> **Stated problem**
Give the data again exactly as written, skipping any pictures.

Recorded data:
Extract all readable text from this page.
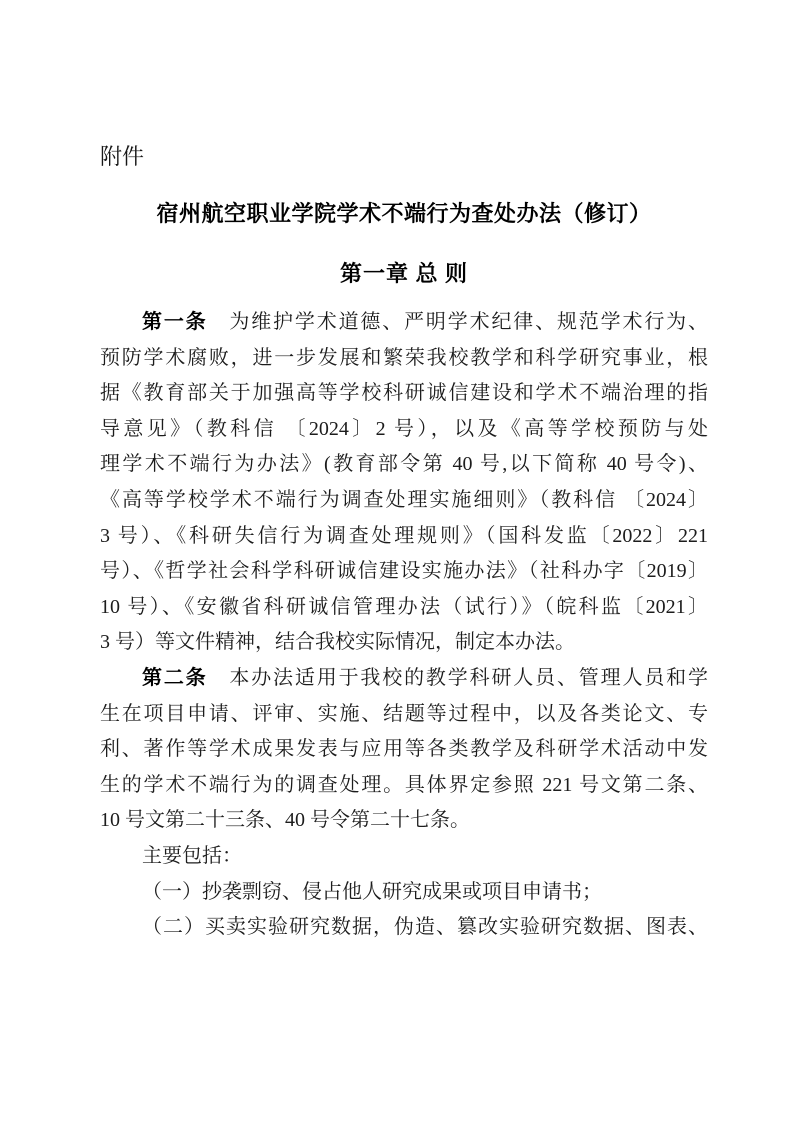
附件
宿州航空职业学院学术不端行为查处办法（修订）
第一章 总 则
第一条　为维护学术道德、严明学术纪律、规范学术行为、
预防学术腐败，进一步发展和繁荣我校教学和科学研究事业，根
据《教育部关于加强高等学校科研诚信建设和学术不端治理的指
导意见》（教科信 〔2024〕2 号），以及《高等学校预防与处
理学术不端行为办法》(教育部令第 40 号,以下简称 40 号令)、
《高等学校学术不端行为调查处理实施细则》（教科信 〔2024〕
3 号）、《科研失信行为调查处理规则》（国科发监〔2022〕221
号）、《哲学社会科学科研诚信建设实施办法》（社科办字〔2019〕
10 号）、《安徽省科研诚信管理办法（试行）》（皖科监〔2021〕
3 号）等文件精神，结合我校实际情况，制定本办法。
第二条　本办法适用于我校的教学科研人员、管理人员和学
生在项目申请、评审、实施、结题等过程中，以及各类论文、专
利、著作等学术成果发表与应用等各类教学及科研学术活动中发
生的学术不端行为的调查处理。具体界定参照 221 号文第二条、
10 号文第二十三条、40 号令第二十七条。
主要包括：
（一）抄袭剽窃、侵占他人研究成果或项目申请书；
（二）买卖实验研究数据，伪造、篡改实验研究数据、图表、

> **Result of the task**
Extract all readable text from this page.
附件
宿州航空职业学院学术不端行为查处办法（修订）
第一章 总 则
第一条　为维护学术道德、严明学术纪律、规范学术行为、
预防学术腐败，进一步发展和繁荣我校教学和科学研究事业，根
据《教育部关于加强高等学校科研诚信建设和学术不端治理的指
导意见》（教科信 〔2024〕2 号），以及《高等学校预防与处
理学术不端行为办法》(教育部令第 40 号,以下简称 40 号令)、
《高等学校学术不端行为调查处理实施细则》（教科信 〔2024〕
3 号）、《科研失信行为调查处理规则》（国科发监〔2022〕221
号）、《哲学社会科学科研诚信建设实施办法》（社科办字〔2019〕
10 号）、《安徽省科研诚信管理办法（试行）》（皖科监〔2021〕
3 号）等文件精神，结合我校实际情况，制定本办法。
第二条　本办法适用于我校的教学科研人员、管理人员和学
生在项目申请、评审、实施、结题等过程中，以及各类论文、专
利、著作等学术成果发表与应用等各类教学及科研学术活动中发
生的学术不端行为的调查处理。具体界定参照 221 号文第二条、
10 号文第二十三条、40 号令第二十七条。
主要包括：
（一）抄袭剽窃、侵占他人研究成果或项目申请书；
（二）买卖实验研究数据，伪造、篡改实验研究数据、图表、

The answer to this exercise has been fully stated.